Provided information:
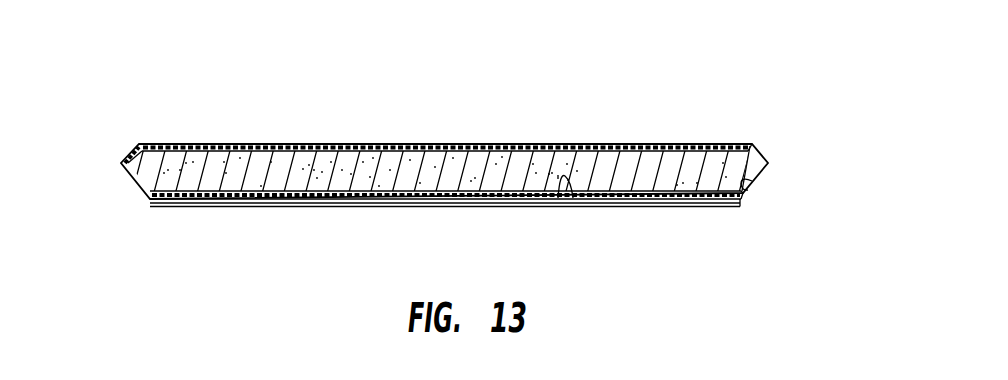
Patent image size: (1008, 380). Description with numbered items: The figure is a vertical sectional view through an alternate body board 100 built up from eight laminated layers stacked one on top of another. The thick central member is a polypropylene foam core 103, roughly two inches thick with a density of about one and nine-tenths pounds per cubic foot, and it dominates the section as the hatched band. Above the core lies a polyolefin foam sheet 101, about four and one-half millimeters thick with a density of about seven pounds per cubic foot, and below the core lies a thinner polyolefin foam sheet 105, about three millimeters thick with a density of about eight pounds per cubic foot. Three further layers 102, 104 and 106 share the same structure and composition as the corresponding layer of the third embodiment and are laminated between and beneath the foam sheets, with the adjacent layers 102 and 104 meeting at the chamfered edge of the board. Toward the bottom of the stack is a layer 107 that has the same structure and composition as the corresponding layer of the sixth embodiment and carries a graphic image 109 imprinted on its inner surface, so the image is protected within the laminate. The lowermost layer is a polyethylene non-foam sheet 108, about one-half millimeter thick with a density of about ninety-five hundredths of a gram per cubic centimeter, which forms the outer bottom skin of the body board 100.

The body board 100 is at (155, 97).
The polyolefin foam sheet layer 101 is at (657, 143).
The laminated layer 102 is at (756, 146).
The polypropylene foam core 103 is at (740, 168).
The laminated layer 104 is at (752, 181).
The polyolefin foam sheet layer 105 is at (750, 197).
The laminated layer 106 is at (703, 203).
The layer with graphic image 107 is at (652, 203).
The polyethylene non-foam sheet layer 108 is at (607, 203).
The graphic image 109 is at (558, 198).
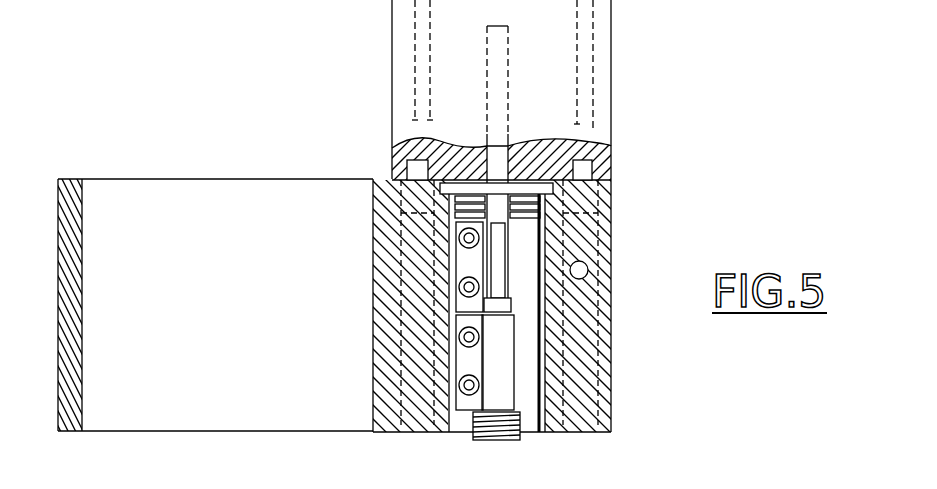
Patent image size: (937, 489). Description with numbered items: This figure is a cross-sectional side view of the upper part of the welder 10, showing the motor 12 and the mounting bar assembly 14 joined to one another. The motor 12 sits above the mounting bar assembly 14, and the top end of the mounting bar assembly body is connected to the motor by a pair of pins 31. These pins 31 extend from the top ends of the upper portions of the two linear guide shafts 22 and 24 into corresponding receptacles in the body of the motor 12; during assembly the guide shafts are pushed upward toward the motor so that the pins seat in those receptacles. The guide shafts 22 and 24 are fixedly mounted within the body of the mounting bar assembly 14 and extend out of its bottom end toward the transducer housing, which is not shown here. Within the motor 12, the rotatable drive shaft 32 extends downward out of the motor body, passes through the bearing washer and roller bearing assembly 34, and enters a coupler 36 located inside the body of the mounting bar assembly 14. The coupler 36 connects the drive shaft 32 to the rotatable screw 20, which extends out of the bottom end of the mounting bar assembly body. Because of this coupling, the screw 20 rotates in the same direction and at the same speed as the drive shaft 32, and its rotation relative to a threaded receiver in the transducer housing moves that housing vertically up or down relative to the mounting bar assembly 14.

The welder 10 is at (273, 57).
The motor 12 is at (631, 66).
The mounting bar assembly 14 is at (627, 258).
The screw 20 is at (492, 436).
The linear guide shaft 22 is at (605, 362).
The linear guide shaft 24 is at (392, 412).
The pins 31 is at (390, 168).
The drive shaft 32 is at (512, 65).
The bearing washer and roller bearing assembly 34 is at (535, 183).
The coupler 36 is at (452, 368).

...

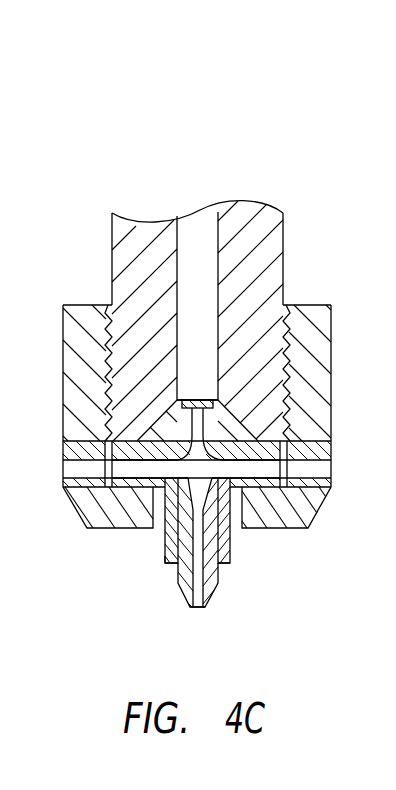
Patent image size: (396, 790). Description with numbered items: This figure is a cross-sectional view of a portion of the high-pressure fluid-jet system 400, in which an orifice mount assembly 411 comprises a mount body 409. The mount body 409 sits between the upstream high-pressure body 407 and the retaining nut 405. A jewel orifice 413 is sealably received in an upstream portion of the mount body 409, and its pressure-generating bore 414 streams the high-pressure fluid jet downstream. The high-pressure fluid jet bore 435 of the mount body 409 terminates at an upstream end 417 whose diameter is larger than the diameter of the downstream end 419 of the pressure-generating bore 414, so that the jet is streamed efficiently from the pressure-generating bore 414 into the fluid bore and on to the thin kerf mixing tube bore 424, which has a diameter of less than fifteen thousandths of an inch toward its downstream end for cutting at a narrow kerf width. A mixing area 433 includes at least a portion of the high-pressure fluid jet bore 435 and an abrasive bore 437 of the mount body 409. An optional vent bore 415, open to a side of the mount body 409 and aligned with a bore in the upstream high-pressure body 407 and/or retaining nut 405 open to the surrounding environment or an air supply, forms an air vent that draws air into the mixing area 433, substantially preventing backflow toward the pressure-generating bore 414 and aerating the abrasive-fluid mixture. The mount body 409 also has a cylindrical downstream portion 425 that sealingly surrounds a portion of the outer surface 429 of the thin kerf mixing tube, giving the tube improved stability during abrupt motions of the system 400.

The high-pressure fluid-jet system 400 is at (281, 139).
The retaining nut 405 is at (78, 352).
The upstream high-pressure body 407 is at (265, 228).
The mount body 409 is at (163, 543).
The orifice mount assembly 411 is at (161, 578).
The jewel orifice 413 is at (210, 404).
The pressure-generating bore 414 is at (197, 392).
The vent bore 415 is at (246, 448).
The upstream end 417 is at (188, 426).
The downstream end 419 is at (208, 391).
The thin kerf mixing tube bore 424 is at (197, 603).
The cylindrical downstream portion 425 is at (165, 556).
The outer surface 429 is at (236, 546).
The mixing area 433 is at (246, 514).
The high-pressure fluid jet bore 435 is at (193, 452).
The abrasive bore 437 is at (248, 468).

What you should do: Copy out each line of the rows that contains the string "three", matching case exactly.

In response:
Patent image size: (1008, 380). Description with numbered items: The figure is a vertical sectional view through an alternate body board 100 built up from eight laminated layers stacked one on top of another. The thick central member is a polypropylene foam core 103, roughly two inches thick with a density of about one and nine-tenths pounds per cubic foot, and it dominates the section as the hatched band. Above the core lies a polyolefin foam sheet 101, about four and one-half millimeters thick with a density of about seven pounds per cubic foot, and below the core lies a thinner polyolefin foam sheet 105, about three millimeters thick with a density of about eight pounds per cubic foot. Three further layers 102, 104 and 106 share the same structure and composition as the corresponding layer of the third embodiment and are laminated between and beneath the foam sheets, with the adjacent layers 102 and 104 meeting at the chamfered edge of the board. Toward the bottom of the stack is a layer 107 that has the same structure and composition as the corresponding layer of the sixth embodiment and carries a graphic image 109 imprinted on its inner surface, so the image is protected within the laminate. The lowermost layer is a polyethylene non-foam sheet 108, about one-half millimeter thick with a density of about ninety-five hundredths of a gram per cubic centimeter, which forms the outer bottom skin of the body board 100.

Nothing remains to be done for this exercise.